Reply with the count of lines holding "JSON", nothing more.
::: MATERIAL PROVIDED :::
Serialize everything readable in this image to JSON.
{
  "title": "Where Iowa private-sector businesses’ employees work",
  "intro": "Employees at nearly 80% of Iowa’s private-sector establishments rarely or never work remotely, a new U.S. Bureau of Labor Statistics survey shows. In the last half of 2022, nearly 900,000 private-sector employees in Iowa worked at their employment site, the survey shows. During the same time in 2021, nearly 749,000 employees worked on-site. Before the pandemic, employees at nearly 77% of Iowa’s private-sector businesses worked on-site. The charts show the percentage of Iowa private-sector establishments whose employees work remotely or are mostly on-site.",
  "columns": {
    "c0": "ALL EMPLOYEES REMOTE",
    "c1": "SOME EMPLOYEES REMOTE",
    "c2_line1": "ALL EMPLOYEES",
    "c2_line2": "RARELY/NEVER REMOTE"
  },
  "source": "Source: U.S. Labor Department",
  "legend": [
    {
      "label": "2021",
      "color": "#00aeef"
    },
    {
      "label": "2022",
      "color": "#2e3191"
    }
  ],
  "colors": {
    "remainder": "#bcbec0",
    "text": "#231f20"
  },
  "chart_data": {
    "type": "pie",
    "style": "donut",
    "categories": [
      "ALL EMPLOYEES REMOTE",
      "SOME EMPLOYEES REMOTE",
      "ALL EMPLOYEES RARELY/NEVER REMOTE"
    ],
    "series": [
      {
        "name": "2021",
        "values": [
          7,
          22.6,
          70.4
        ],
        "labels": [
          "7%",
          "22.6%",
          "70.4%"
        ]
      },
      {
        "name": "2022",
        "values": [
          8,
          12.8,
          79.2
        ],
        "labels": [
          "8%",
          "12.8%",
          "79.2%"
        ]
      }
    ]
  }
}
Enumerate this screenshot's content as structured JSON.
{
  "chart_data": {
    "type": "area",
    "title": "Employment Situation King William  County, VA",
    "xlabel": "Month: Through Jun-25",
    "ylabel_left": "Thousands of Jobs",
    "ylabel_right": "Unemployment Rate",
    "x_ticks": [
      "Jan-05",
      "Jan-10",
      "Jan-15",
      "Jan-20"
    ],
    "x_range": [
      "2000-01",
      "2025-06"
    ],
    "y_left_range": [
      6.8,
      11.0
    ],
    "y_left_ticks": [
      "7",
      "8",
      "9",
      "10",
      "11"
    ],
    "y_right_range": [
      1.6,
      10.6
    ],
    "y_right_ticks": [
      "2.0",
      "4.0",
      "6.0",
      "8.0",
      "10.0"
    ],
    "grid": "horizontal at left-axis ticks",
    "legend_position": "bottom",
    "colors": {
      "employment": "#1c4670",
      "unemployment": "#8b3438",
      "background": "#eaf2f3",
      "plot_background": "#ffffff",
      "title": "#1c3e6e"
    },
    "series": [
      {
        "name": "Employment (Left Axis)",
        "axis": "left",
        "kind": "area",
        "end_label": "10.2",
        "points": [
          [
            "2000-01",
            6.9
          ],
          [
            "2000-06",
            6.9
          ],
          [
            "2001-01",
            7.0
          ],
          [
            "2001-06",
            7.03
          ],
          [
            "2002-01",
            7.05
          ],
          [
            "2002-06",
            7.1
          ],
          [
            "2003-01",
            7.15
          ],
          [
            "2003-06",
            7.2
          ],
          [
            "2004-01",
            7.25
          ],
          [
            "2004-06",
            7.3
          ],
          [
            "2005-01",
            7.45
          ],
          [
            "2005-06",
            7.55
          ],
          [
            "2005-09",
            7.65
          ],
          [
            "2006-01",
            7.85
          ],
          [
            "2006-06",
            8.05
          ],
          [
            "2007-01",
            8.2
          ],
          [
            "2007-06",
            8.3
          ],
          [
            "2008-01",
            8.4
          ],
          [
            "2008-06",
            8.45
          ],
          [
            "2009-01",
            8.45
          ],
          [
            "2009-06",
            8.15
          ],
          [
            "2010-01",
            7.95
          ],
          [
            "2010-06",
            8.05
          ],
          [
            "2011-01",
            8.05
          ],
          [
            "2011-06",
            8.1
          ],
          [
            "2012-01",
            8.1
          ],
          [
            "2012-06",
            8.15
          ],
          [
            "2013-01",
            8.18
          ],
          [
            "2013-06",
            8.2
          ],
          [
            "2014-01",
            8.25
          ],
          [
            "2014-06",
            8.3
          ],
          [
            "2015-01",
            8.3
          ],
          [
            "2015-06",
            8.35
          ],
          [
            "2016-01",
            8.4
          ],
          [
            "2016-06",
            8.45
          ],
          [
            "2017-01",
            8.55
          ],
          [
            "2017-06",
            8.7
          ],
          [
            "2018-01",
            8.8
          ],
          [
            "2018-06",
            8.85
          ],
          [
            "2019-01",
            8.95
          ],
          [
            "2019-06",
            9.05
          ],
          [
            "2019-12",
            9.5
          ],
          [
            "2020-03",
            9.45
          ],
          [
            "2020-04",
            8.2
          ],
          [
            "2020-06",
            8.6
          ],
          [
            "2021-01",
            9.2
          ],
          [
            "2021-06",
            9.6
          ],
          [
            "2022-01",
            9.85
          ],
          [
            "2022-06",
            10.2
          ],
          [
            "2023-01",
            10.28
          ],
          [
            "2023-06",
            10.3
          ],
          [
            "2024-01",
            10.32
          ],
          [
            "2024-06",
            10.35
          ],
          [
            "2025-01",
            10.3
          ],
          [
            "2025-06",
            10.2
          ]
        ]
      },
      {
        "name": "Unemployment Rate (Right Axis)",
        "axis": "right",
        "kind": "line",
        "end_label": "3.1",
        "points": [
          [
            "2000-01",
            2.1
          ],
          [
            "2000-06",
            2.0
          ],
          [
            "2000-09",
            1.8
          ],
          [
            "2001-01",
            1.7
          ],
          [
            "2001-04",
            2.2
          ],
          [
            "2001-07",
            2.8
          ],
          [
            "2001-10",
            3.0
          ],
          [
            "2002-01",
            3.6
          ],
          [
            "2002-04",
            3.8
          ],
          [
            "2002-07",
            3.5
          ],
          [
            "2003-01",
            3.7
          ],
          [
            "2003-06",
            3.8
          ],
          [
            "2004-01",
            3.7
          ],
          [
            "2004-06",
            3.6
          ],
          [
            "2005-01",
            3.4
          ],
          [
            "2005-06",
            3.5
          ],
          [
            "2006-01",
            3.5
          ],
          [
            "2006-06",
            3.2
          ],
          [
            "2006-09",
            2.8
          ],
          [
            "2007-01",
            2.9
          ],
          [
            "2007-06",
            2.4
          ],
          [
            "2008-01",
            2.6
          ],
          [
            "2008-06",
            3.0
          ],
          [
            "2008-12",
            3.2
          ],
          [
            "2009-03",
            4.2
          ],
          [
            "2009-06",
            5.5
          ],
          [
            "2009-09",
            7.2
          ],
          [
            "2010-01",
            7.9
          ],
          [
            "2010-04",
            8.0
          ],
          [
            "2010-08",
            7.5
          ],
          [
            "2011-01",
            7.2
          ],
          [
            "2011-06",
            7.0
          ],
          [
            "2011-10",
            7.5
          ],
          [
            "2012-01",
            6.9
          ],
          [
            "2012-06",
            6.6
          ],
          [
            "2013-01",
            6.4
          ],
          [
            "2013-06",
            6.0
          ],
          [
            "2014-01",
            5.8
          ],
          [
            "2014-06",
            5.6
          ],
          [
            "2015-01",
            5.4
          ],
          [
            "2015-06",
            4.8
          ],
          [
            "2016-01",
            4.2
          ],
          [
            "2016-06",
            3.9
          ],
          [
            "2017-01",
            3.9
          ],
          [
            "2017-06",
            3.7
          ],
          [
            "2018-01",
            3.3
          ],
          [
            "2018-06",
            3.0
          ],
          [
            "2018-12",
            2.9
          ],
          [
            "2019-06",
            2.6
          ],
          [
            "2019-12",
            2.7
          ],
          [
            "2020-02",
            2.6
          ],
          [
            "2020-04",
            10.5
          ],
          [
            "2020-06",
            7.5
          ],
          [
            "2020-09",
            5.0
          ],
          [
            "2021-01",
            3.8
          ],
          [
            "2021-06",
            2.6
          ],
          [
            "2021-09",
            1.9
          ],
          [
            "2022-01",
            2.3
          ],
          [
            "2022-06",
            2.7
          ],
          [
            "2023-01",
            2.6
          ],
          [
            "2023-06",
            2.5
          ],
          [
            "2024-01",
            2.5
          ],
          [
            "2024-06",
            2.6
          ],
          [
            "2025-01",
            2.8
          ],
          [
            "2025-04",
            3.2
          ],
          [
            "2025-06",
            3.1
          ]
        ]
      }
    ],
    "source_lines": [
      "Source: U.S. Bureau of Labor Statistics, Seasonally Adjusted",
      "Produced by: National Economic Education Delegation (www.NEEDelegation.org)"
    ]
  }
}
:::
RESPONSE BELOW: 2